§ **Stored entries**:
•••

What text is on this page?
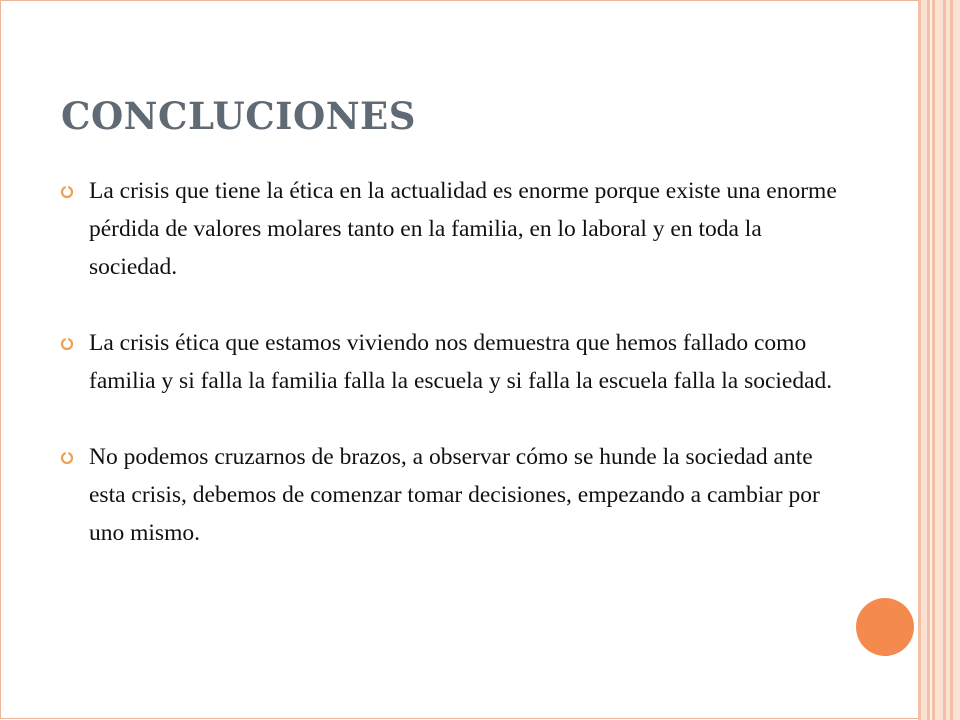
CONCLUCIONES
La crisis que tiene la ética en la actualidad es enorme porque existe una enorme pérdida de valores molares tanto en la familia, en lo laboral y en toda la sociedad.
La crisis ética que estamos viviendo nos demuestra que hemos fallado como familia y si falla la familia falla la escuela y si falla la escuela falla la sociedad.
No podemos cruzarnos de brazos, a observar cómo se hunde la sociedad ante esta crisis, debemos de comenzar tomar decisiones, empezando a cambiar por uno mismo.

•••

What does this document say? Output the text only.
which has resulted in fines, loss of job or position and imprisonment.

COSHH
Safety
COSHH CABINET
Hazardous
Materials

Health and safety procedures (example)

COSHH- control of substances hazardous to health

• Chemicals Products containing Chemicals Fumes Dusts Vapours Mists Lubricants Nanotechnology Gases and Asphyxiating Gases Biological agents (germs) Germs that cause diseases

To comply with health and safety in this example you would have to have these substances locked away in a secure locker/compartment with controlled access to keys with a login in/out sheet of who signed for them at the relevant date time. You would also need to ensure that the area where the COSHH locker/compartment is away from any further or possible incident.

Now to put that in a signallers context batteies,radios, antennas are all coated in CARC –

•••

Using the listing above, list every line in which the string "ética" occurs.

§ **Result below**:
La crisis que tiene la ética en la actualidad es enorme porque existe una enorme pérdida de valores molares tanto en la familia, en lo laboral y en toda la sociedad.
La crisis ética que estamos viviendo nos demuestra que hemos fallado como familia y si falla la familia falla la escuela y si falla la escuela falla la sociedad.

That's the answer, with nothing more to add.